#### Instruction:
In the material below, identify each line bearing the word "ценах". Reproduce those lines.

#### Entries supplied:
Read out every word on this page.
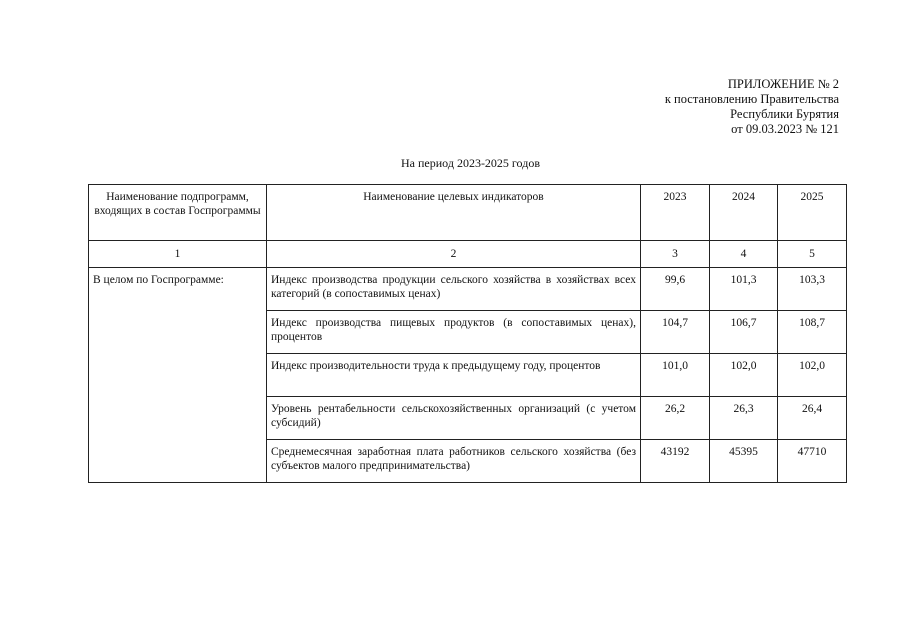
ПРИЛОЖЕНИЕ № 2
к постановлению Правительства
Республики Бурятия
от 09.03.2023 № 121
На период 2023-2025 годов
Наименование подпрограмм, входящих в состав Госпрограммы	Наименование целевых индикаторов	2023	2024	2025
1	2	3	4	5
В целом по Госпрограмме:	Индекс производства продукции сельского хозяйства в хозяйствах всех категорий (в сопоставимых ценах)	99,6	101,3	103,3
	Индекс производства пищевых продуктов (в сопоставимых ценах), процентов	104,7	106,7	108,7
	Индекс производительности труда к предыдущему году, процентов	101,0	102,0	102,0
	Уровень рентабельности сельскохозяйственных организаций (с учетом субсидий)	26,2	26,3	26,4
	Среднемесячная заработная плата работников сельского хозяйства (без субъектов малого предпринимательства)	43192	45395	47710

#### Written answer:
В целом по Госпрограмме:	Индекс производства продукции сельского хозяйства в хозяйствах всех категорий (в сопоставимых ценах)	99,6	101,3	103,3
	Индекс производства пищевых продуктов (в сопоставимых ценах), процентов	104,7	106,7	108,7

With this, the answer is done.